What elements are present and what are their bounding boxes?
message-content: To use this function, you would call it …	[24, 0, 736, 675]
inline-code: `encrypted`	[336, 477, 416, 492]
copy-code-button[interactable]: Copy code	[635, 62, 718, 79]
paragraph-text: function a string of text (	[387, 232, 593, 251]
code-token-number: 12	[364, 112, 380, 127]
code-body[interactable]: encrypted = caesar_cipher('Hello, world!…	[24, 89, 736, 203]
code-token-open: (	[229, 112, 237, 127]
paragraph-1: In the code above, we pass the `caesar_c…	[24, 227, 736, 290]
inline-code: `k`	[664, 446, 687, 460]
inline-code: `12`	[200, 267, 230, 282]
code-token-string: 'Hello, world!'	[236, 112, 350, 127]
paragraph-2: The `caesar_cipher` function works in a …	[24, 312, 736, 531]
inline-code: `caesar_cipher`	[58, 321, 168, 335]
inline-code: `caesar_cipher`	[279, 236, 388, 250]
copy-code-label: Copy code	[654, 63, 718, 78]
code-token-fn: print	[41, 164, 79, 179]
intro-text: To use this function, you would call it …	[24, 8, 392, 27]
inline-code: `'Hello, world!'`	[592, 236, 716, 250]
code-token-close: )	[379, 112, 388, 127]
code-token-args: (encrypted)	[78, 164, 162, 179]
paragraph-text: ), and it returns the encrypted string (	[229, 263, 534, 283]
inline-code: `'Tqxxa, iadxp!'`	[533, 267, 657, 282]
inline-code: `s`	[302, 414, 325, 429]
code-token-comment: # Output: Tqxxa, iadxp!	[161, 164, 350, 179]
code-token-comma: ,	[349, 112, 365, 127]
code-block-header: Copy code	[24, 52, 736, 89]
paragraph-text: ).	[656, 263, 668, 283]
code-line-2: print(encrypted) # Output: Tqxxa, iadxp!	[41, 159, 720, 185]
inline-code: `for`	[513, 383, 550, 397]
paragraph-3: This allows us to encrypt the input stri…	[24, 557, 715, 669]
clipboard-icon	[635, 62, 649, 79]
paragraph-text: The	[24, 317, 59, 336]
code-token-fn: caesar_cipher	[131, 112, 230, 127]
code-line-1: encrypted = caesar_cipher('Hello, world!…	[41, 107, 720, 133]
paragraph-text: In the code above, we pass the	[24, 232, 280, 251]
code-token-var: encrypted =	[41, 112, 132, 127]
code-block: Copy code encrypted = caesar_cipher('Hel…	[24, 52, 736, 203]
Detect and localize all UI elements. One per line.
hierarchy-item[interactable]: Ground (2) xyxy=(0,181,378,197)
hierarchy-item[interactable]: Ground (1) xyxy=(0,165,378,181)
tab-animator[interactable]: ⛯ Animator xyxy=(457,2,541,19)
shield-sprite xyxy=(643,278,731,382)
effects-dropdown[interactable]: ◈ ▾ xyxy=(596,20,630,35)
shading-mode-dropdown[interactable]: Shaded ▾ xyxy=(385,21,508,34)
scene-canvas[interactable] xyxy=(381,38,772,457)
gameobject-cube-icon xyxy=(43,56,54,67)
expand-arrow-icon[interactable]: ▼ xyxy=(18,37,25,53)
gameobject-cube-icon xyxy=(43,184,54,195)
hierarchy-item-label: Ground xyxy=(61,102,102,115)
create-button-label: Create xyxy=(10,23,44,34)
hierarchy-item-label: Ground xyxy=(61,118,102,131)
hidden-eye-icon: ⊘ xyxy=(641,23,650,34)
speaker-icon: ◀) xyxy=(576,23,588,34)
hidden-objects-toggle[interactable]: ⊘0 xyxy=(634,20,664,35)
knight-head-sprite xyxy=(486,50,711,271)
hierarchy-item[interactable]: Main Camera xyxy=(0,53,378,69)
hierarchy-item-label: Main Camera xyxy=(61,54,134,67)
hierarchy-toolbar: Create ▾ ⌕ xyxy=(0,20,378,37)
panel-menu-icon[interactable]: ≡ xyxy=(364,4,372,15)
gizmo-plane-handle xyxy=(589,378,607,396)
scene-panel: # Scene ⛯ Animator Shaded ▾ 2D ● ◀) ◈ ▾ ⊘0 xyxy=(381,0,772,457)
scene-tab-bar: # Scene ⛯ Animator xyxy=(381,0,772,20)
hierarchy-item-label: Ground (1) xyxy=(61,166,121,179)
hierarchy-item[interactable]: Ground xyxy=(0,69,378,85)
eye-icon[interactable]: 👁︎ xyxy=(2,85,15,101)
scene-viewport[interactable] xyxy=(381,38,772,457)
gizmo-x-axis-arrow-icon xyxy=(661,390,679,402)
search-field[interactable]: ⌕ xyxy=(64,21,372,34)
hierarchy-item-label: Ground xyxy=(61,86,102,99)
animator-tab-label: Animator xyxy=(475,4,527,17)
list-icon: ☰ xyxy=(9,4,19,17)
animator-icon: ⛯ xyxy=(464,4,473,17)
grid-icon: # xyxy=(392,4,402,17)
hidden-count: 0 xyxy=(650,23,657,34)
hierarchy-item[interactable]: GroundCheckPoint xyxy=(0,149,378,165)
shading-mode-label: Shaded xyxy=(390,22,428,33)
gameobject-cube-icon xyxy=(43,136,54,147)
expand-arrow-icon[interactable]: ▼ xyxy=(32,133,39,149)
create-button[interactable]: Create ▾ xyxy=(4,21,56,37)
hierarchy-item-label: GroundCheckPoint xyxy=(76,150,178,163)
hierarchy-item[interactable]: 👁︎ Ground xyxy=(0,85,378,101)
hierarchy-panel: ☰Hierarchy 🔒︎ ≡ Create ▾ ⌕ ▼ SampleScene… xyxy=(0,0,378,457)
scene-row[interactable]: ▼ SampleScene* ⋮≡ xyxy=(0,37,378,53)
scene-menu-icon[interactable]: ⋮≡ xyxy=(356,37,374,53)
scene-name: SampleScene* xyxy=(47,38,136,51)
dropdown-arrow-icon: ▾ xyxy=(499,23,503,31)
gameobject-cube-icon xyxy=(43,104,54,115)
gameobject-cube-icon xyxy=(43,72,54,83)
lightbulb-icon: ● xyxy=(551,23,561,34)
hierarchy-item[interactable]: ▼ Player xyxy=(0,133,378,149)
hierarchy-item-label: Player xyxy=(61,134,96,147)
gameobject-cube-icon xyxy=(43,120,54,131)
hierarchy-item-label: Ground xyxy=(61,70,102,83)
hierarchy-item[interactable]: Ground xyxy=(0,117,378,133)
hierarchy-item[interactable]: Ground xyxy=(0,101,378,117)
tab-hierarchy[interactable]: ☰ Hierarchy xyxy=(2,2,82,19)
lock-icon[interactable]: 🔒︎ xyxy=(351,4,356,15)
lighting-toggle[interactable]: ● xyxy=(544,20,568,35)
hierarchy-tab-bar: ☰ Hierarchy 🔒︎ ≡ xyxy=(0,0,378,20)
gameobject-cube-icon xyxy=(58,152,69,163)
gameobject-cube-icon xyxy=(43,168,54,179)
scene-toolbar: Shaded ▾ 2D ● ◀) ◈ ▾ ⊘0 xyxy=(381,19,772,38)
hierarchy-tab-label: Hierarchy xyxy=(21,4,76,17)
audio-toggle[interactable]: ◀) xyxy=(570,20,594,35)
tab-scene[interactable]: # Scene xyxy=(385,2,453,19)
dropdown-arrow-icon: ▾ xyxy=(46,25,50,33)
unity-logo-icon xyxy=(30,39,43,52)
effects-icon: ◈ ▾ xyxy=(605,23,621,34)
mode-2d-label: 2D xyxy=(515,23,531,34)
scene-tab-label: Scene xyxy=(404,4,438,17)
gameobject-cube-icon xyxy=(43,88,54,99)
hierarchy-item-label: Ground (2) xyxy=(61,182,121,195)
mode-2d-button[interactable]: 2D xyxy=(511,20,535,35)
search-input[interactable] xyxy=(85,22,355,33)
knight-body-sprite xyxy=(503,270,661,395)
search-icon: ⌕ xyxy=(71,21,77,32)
------------
» Directions
Report every line of the listing that contains the string "effects", matching case exactly.

» Finished answer
effects-dropdown[interactable]: ◈ ▾ xyxy=(596,20,630,35)
effects-icon: ◈ ▾ xyxy=(605,23,621,34)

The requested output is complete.